[Opening Extracted text section]
So here's the new landscape of DSL as it is about to be rolled-out by my local phone company, BellSouth. I am sure similar initiatives are happening at your phone company, too.

At BellSouth, I'm told, DSL will shortly become the core service. The company will begin rolling-out 6 megabit-per-second service, followed later by 24 megabit-per-second service. The former is possible under the current ADSL spec, though only within a short distance from the telephone company DSLAM where DSL signals begin their journey. My friend Stephen in San Francisco lived perhaps 100 meters from the DSLAM and consistently saw 8 megabit-per-second speeds even though he was only paying for 1.5 megabits. But given the poor quality of phone lines here in Charleston, I'm guessing even the six megabit service will be ADSL2.

ADSL2, which the ITU calls G.992.3, uses the existing copper infrastructure in a smarter way. It offers slightly faster speeds -- up to 8 megabits-per-second -- but more importantly it has greater range, supports true ATM Quality of Service, uses less power, and has significant self-diagnostic and bandwidth optimization capabilities. Remember, this is one of the technologies the telephone companies said they couldn't afford to install if the FCC didn't get the third-party ISP's off their backs. Yet the bottom line for ADSL2 is simple: It costs no more to build and costs less to run, leading to significant overall cost savings for the telco. ADSL2 will run over lines that wouldn't work for original ADSL, it will run further over lines of any type, and the diagnostics mean fewer truck rolls, which cost real money.
[Closing Extracted text section]
## Problems to solve
1: Copy the passage on BellSouth's DSL rollout between "So here's the" and "will be ADSL2.", inclusive.
2: Carry on the text about BellSouth's DSL rollout and ADSL2 from the point where it stops.
[Opening Dataset entries section]
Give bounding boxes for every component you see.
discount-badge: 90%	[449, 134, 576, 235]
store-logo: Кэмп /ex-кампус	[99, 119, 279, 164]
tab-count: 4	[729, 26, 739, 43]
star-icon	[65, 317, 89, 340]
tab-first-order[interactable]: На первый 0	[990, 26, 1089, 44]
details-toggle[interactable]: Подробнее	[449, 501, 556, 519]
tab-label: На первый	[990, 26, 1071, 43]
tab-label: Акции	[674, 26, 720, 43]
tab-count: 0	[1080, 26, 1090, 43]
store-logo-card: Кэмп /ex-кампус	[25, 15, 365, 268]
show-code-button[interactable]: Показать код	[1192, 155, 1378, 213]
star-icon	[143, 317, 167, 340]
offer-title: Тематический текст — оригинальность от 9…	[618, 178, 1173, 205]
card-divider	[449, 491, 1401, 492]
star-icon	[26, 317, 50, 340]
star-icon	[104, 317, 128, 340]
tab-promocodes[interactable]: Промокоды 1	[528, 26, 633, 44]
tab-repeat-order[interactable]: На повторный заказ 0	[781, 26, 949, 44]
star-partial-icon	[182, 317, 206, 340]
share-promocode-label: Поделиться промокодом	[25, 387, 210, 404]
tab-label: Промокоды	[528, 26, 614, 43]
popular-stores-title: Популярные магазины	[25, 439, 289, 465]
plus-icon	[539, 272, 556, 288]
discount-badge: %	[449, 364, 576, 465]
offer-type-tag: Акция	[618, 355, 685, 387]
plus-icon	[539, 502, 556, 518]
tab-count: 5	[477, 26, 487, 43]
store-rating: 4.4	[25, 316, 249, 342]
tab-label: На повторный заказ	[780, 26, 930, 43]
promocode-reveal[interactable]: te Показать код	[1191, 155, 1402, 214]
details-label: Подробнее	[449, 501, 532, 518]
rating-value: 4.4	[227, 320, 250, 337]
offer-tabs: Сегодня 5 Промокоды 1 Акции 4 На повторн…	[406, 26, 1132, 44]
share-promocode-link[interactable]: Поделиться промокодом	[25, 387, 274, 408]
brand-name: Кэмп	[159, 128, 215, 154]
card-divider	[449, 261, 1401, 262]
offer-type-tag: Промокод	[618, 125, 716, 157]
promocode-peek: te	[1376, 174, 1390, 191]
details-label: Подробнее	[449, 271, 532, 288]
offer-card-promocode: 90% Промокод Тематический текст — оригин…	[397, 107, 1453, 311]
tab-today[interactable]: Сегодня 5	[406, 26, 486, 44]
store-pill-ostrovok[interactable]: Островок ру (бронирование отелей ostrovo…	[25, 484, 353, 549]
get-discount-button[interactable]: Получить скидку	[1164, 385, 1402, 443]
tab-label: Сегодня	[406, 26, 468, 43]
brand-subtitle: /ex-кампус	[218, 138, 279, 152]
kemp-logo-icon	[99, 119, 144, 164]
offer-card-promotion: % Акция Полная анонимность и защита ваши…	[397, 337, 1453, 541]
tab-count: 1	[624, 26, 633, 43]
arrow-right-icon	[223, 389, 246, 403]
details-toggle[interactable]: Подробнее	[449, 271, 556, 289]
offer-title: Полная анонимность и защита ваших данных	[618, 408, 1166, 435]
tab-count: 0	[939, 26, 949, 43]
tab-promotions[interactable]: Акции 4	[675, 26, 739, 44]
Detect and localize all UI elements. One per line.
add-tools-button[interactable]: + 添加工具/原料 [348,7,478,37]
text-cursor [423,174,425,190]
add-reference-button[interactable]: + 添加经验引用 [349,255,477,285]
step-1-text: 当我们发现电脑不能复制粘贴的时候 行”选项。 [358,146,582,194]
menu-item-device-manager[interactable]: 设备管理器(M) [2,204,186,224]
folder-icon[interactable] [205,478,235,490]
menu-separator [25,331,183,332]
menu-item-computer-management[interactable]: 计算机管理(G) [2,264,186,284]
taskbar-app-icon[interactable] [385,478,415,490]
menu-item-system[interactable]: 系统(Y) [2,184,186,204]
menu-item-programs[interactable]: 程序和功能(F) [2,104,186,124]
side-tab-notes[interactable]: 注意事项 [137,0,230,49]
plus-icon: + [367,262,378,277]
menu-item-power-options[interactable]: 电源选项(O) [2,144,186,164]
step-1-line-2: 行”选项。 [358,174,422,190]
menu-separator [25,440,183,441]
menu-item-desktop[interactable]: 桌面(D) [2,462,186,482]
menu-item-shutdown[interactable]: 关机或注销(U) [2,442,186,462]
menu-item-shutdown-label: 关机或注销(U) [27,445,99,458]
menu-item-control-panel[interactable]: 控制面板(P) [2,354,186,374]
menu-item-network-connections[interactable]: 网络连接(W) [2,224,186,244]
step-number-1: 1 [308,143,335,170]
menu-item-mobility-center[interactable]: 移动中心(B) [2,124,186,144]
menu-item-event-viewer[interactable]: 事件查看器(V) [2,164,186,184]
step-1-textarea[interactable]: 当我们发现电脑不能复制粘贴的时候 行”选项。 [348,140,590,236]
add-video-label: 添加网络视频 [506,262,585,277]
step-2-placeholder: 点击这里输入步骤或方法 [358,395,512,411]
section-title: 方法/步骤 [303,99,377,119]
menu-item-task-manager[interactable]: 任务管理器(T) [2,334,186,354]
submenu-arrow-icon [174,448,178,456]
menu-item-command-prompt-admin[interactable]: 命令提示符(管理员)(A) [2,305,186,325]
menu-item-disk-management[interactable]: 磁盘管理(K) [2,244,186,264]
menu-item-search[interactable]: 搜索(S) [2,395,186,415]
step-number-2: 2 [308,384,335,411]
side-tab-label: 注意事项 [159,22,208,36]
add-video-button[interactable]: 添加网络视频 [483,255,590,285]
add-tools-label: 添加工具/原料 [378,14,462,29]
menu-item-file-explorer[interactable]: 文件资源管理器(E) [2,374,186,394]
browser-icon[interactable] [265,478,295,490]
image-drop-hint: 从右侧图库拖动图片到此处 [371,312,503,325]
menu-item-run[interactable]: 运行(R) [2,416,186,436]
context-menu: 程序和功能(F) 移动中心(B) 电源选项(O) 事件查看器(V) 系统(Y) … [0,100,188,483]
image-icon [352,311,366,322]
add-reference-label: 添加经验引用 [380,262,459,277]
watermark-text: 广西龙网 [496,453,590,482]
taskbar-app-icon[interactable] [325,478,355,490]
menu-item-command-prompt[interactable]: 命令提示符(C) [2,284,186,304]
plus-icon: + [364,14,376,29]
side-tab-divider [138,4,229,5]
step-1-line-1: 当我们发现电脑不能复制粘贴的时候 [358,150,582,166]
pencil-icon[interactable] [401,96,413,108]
[Closing Dataset entries section]
## Results of the exercise
1:
So here's the new landscape of DSL as it is about to be rolled-out by my local phone company, BellSouth. I am sure similar initiatives are happening at your phone company, too.

At BellSouth, I'm told, DSL will shortly become the core service. The company will begin rolling-out 6 megabit-per-second service, followed later by 24 megabit-per-second service. The former is possible under the current ADSL spec, though only within a short distance from the telephone company DSLAM where DSL signals begin their journey. My friend Stephen in San Francisco lived perhaps 100 meters from the DSLAM and consistently saw 8 megabit-per-second speeds even though he was only paying for 1.5 megabits. But given the poor quality of phone lines here in Charleston, I'm guessing even the six megabit service will be ADSL2.

2:
This is a service the phone companies had to essentially be bribed to provide, yet it is clear they would have built it anyway. And that bribe came not just in the form of eliminating mandatory wholesaling, but ADSL2 and everything carried by it is pretty much unregulated.

So BellSouth, for example, will roll out ADSL2 and throw its own VoIP phone service on top. But instead of fighting with the state utility commissions about rates and taxes, this new VoIP service will be as unfettered as a Vonage or a Skype. As a result, BellSouth will be able to offer very competitive VoIP rates and still make more money than a Vonage, and in fact, more money than they made with the previous regulated phone service, which will quickly die.

There's a push and a pull here. Buy ADSL2 and get cheap phone service. Want cheap phone service? Buy ADSL2.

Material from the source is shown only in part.